• TASK STATEMENT:
Leave out the pictures and repeat everything else in the records exactly.

• RECORD EXTRACTS:
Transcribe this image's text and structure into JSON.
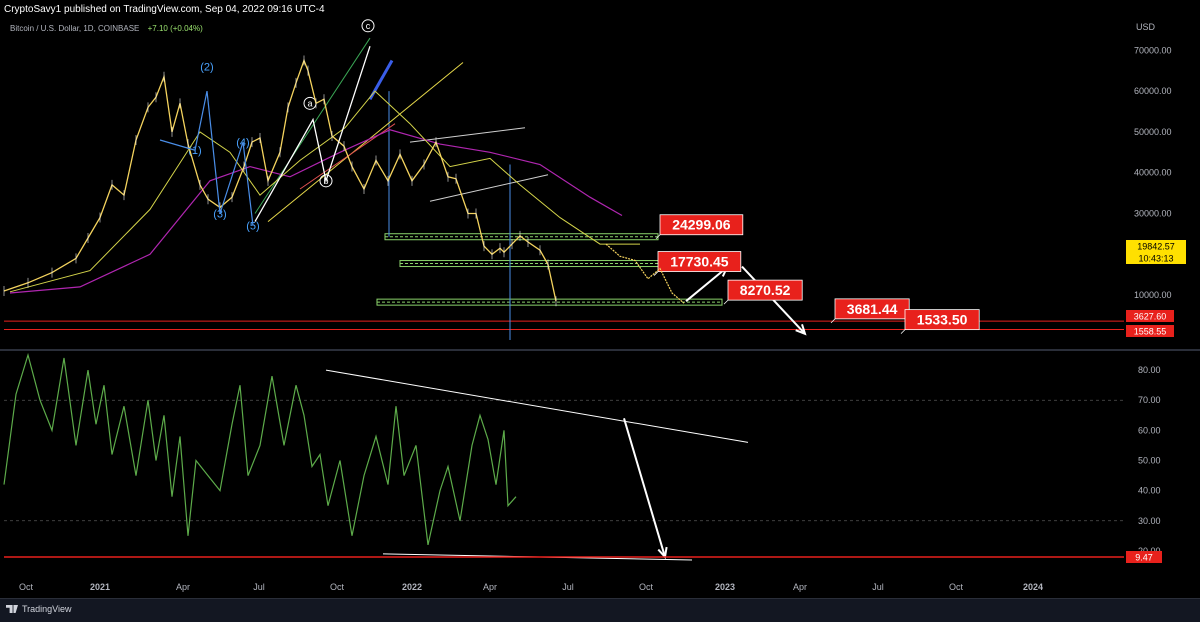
{
  "header": {
    "published": "CryptoSavy1 published on TradingView.com, Sep 04, 2022 09:16 UTC-4",
    "symbol": "Bitcoin / U.S. Dollar, 1D, COINBASE",
    "change": "+7.10 (+0.04%)"
  },
  "footer": {
    "brand": "TradingView"
  },
  "colors": {
    "background": "#000000",
    "candle": "#f4d35e",
    "ma_short": "#d4d44a",
    "ma_long": "#b026b0",
    "rsi": "#5dab4a",
    "level_box": "#8bd46b",
    "red_label": "#e8211c",
    "price_label": "#ffe000",
    "wave_line": "#4a8ee8"
  },
  "chart_data": [
    {
      "type": "line",
      "title": "",
      "panel": "price",
      "currency": "USD",
      "x_ticks": [
        "Oct",
        "2021",
        "Apr",
        "Jul",
        "Oct",
        "2022",
        "Apr",
        "Jul",
        "Oct",
        "2023",
        "Apr",
        "Jul",
        "Oct",
        "2024"
      ],
      "y_ticks": [
        10000,
        20000,
        30000,
        40000,
        50000,
        60000,
        70000
      ],
      "y_tick_labels": [
        "10000.00",
        "20000.00",
        "30000.00",
        "40000.00",
        "50000.00",
        "60000.00",
        "70000.00"
      ],
      "ylim": [
        -1500,
        73500
      ],
      "x_range_days": [
        0,
        1280
      ],
      "series": [
        {
          "x": [
            0,
            30,
            60,
            90,
            105,
            120,
            135,
            150,
            165,
            180,
            190,
            200,
            210,
            220,
            230,
            245,
            255,
            270,
            285,
            300,
            310,
            320,
            330,
            345,
            355,
            365,
            375,
            380,
            390,
            400,
            410,
            425,
            435,
            450,
            465,
            480,
            495,
            510,
            525,
            540,
            555,
            565,
            580,
            590,
            600,
            610,
            620,
            625,
            635,
            645,
            655,
            670,
            680,
            690
          ],
          "values": [
            11000,
            13000,
            15500,
            19000,
            24000,
            29000,
            37000,
            34500,
            48000,
            56000,
            58500,
            63500,
            50000,
            57000,
            47000,
            37000,
            33500,
            31500,
            34000,
            41500,
            47500,
            48500,
            38000,
            45000,
            56000,
            62000,
            67500,
            65000,
            57000,
            58000,
            49000,
            46500,
            41500,
            36000,
            43000,
            38000,
            44500,
            38000,
            42000,
            47500,
            39000,
            38500,
            30000,
            30000,
            22000,
            20000,
            21500,
            20500,
            22500,
            24500,
            23000,
            21000,
            17500,
            8500
          ]
        }
      ],
      "levels": [
        {
          "label": "24299.06",
          "value": 24299.06
        },
        {
          "label": "17730.45",
          "value": 17730.45
        },
        {
          "label": "8270.52",
          "value": 8270.52
        },
        {
          "label": "3681.44",
          "value": 3681.44
        },
        {
          "label": "1533.50",
          "value": 1533.5
        }
      ],
      "axis_labels": [
        {
          "label": "19842.57",
          "value": 19842.57,
          "style": "yellow"
        },
        {
          "label": "10:43:13",
          "value": 17500,
          "style": "yellow"
        },
        {
          "label": "3627.60",
          "value": 3627.6,
          "style": "red"
        },
        {
          "label": "1558.55",
          "value": 1558.55,
          "style": "red"
        }
      ],
      "wave_labels": [
        {
          "text": "(2)",
          "x": 207,
          "y": 66000
        },
        {
          "text": "(1)",
          "x": 195,
          "y": 45500
        },
        {
          "text": "(4)",
          "x": 243,
          "y": 47500
        },
        {
          "text": "(3)",
          "x": 220,
          "y": 30000
        },
        {
          "text": "(5)",
          "x": 253,
          "y": 27000
        },
        {
          "text": "a",
          "x": 310,
          "y": 57000
        },
        {
          "text": "b",
          "x": 326,
          "y": 38000
        },
        {
          "text": "c",
          "x": 368,
          "y": 76000
        }
      ]
    },
    {
      "type": "line",
      "title": "",
      "panel": "rsi",
      "y_ticks": [
        20,
        30,
        40,
        50,
        60,
        70,
        80
      ],
      "y_tick_labels": [
        "20.00",
        "30.00",
        "40.00",
        "50.00",
        "60.00",
        "70.00",
        "80.00"
      ],
      "ylim": [
        13,
        86
      ],
      "x_range_days": [
        0,
        1280
      ],
      "series": [
        {
          "x": [
            0,
            15,
            30,
            45,
            60,
            75,
            90,
            105,
            115,
            125,
            135,
            150,
            165,
            180,
            190,
            200,
            210,
            220,
            230,
            240,
            255,
            270,
            285,
            295,
            305,
            320,
            335,
            350,
            365,
            375,
            385,
            395,
            405,
            420,
            435,
            450,
            465,
            480,
            490,
            500,
            515,
            530,
            545,
            555,
            570,
            585,
            595,
            605,
            615,
            625,
            630,
            640
          ],
          "values": [
            42,
            72,
            85,
            70,
            60,
            84,
            55,
            80,
            62,
            75,
            52,
            68,
            45,
            70,
            50,
            65,
            38,
            58,
            25,
            50,
            45,
            40,
            62,
            75,
            45,
            55,
            78,
            55,
            75,
            65,
            48,
            52,
            35,
            50,
            25,
            45,
            58,
            42,
            68,
            45,
            55,
            22,
            40,
            48,
            30,
            55,
            65,
            57,
            42,
            60,
            35,
            38
          ]
        }
      ],
      "lines": [
        {
          "name": "",
          "value_start": 80,
          "value_end": 56
        },
        {
          "name": "",
          "value_start": 19,
          "value_end": 17
        },
        {
          "name": "",
          "value": 9.47,
          "label": "9.47"
        }
      ]
    }
  ]
}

• RESULT OF THE EXERCISE:
Transcribe this image's text and structure into JSON.
{
  "header": {
    "published": "CryptoSavy1 published on TradingView.com, Sep 04, 2022 09:16 UTC-4",
    "symbol": "Bitcoin / U.S. Dollar, 1D, COINBASE",
    "change": "+7.10 (+0.04%)"
  },
  "footer": {
    "brand": "TradingView"
  },
  "colors": {
    "background": "#000000",
    "candle": "#f4d35e",
    "ma_short": "#d4d44a",
    "ma_long": "#b026b0",
    "rsi": "#5dab4a",
    "level_box": "#8bd46b",
    "red_label": "#e8211c",
    "price_label": "#ffe000",
    "wave_line": "#4a8ee8"
  },
  "chart_data": [
    {
      "type": "line",
      "title": "",
      "panel": "price",
      "currency": "USD",
      "x_ticks": [
        "Oct",
        "2021",
        "Apr",
        "Jul",
        "Oct",
        "2022",
        "Apr",
        "Jul",
        "Oct",
        "2023",
        "Apr",
        "Jul",
        "Oct",
        "2024"
      ],
      "y_ticks": [
        10000,
        20000,
        30000,
        40000,
        50000,
        60000,
        70000
      ],
      "y_tick_labels": [
        "10000.00",
        "20000.00",
        "30000.00",
        "40000.00",
        "50000.00",
        "60000.00",
        "70000.00"
      ],
      "ylim": [
        -1500,
        73500
      ],
      "x_range_days": [
        0,
        1280
      ],
      "series": [
        {
          "x": [
            0,
            30,
            60,
            90,
            105,
            120,
            135,
            150,
            165,
            180,
            190,
            200,
            210,
            220,
            230,
            245,
            255,
            270,
            285,
            300,
            310,
            320,
            330,
            345,
            355,
            365,
            375,
            380,
            390,
            400,
            410,
            425,
            435,
            450,
            465,
            480,
            495,
            510,
            525,
            540,
            555,
            565,
            580,
            590,
            600,
            610,
            620,
            625,
            635,
            645,
            655,
            670,
            680,
            690
          ],
          "values": [
            11000,
            13000,
            15500,
            19000,
            24000,
            29000,
            37000,
            34500,
            48000,
            56000,
            58500,
            63500,
            50000,
            57000,
            47000,
            37000,
            33500,
            31500,
            34000,
            41500,
            47500,
            48500,
            38000,
            45000,
            56000,
            62000,
            67500,
            65000,
            57000,
            58000,
            49000,
            46500,
            41500,
            36000,
            43000,
            38000,
            44500,
            38000,
            42000,
            47500,
            39000,
            38500,
            30000,
            30000,
            22000,
            20000,
            21500,
            20500,
            22500,
            24500,
            23000,
            21000,
            17500,
            8500
          ]
        }
      ],
      "levels": [
        {
          "label": "24299.06",
          "value": 24299.06
        },
        {
          "label": "17730.45",
          "value": 17730.45
        },
        {
          "label": "8270.52",
          "value": 8270.52
        },
        {
          "label": "3681.44",
          "value": 3681.44
        },
        {
          "label": "1533.50",
          "value": 1533.5
        }
      ],
      "axis_labels": [
        {
          "label": "19842.57",
          "value": 19842.57,
          "style": "yellow"
        },
        {
          "label": "10:43:13",
          "value": 17500,
          "style": "yellow"
        },
        {
          "label": "3627.60",
          "value": 3627.6,
          "style": "red"
        },
        {
          "label": "1558.55",
          "value": 1558.55,
          "style": "red"
        }
      ],
      "wave_labels": [
        {
          "text": "(2)",
          "x": 207,
          "y": 66000
        },
        {
          "text": "(1)",
          "x": 195,
          "y": 45500
        },
        {
          "text": "(4)",
          "x": 243,
          "y": 47500
        },
        {
          "text": "(3)",
          "x": 220,
          "y": 30000
        },
        {
          "text": "(5)",
          "x": 253,
          "y": 27000
        },
        {
          "text": "a",
          "x": 310,
          "y": 57000
        },
        {
          "text": "b",
          "x": 326,
          "y": 38000
        },
        {
          "text": "c",
          "x": 368,
          "y": 76000
        }
      ]
    },
    {
      "type": "line",
      "title": "",
      "panel": "rsi",
      "y_ticks": [
        20,
        30,
        40,
        50,
        60,
        70,
        80
      ],
      "y_tick_labels": [
        "20.00",
        "30.00",
        "40.00",
        "50.00",
        "60.00",
        "70.00",
        "80.00"
      ],
      "ylim": [
        13,
        86
      ],
      "x_range_days": [
        0,
        1280
      ],
      "series": [
        {
          "x": [
            0,
            15,
            30,
            45,
            60,
            75,
            90,
            105,
            115,
            125,
            135,
            150,
            165,
            180,
            190,
            200,
            210,
            220,
            230,
            240,
            255,
            270,
            285,
            295,
            305,
            320,
            335,
            350,
            365,
            375,
            385,
            395,
            405,
            420,
            435,
            450,
            465,
            480,
            490,
            500,
            515,
            530,
            545,
            555,
            570,
            585,
            595,
            605,
            615,
            625,
            630,
            640
          ],
          "values": [
            42,
            72,
            85,
            70,
            60,
            84,
            55,
            80,
            62,
            75,
            52,
            68,
            45,
            70,
            50,
            65,
            38,
            58,
            25,
            50,
            45,
            40,
            62,
            75,
            45,
            55,
            78,
            55,
            75,
            65,
            48,
            52,
            35,
            50,
            25,
            45,
            58,
            42,
            68,
            45,
            55,
            22,
            40,
            48,
            30,
            55,
            65,
            57,
            42,
            60,
            35,
            38
          ]
        }
      ],
      "lines": [
        {
          "name": "",
          "value_start": 80,
          "value_end": 56
        },
        {
          "name": "",
          "value_start": 19,
          "value_end": 17
        },
        {
          "name": "",
          "value": 9.47,
          "label": "9.47"
        }
      ]
    }
  ]
}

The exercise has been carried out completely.